> [Stated task]: Write the material out again in full, exactly.

> [Information shown]:
-- Begin --
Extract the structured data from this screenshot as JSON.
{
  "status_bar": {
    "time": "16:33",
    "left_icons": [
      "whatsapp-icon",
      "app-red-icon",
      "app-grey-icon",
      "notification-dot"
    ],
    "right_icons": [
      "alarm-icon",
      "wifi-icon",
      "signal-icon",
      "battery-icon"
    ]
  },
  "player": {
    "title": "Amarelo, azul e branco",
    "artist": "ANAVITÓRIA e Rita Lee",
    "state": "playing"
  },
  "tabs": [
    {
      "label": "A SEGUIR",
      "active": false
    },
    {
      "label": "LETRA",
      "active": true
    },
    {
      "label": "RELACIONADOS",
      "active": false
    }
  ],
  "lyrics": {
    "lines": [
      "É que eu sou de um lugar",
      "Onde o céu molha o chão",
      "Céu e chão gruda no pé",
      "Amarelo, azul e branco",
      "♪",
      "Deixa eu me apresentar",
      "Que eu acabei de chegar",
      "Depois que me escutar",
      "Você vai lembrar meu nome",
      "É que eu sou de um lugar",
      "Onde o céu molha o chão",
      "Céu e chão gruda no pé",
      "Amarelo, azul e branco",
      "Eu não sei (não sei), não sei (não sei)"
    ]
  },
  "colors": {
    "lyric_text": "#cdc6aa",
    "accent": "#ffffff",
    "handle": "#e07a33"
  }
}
-- End --
> [Solution to the problem]:
Extract the structured data from this screenshot as JSON.
{
  "status_bar": {
    "time": "16:33",
    "left_icons": [
      "whatsapp-icon",
      "app-red-icon",
      "app-grey-icon",
      "notification-dot"
    ],
    "right_icons": [
      "alarm-icon",
      "wifi-icon",
      "signal-icon",
      "battery-icon"
    ]
  },
  "player": {
    "title": "Amarelo, azul e branco",
    "artist": "ANAVITÓRIA e Rita Lee",
    "state": "playing"
  },
  "tabs": [
    {
      "label": "A SEGUIR",
      "active": false
    },
    {
      "label": "LETRA",
      "active": true
    },
    {
      "label": "RELACIONADOS",
      "active": false
    }
  ],
  "lyrics": {
    "lines": [
      "É que eu sou de um lugar",
      "Onde o céu molha o chão",
      "Céu e chão gruda no pé",
      "Amarelo, azul e branco",
      "♪",
      "Deixa eu me apresentar",
      "Que eu acabei de chegar",
      "Depois que me escutar",
      "Você vai lembrar meu nome",
      "É que eu sou de um lugar",
      "Onde o céu molha o chão",
      "Céu e chão gruda no pé",
      "Amarelo, azul e branco",
      "Eu não sei (não sei), não sei (não sei)"
    ]
  },
  "colors": {
    "lyric_text": "#cdc6aa",
    "accent": "#ffffff",
    "handle": "#e07a33"
  }
}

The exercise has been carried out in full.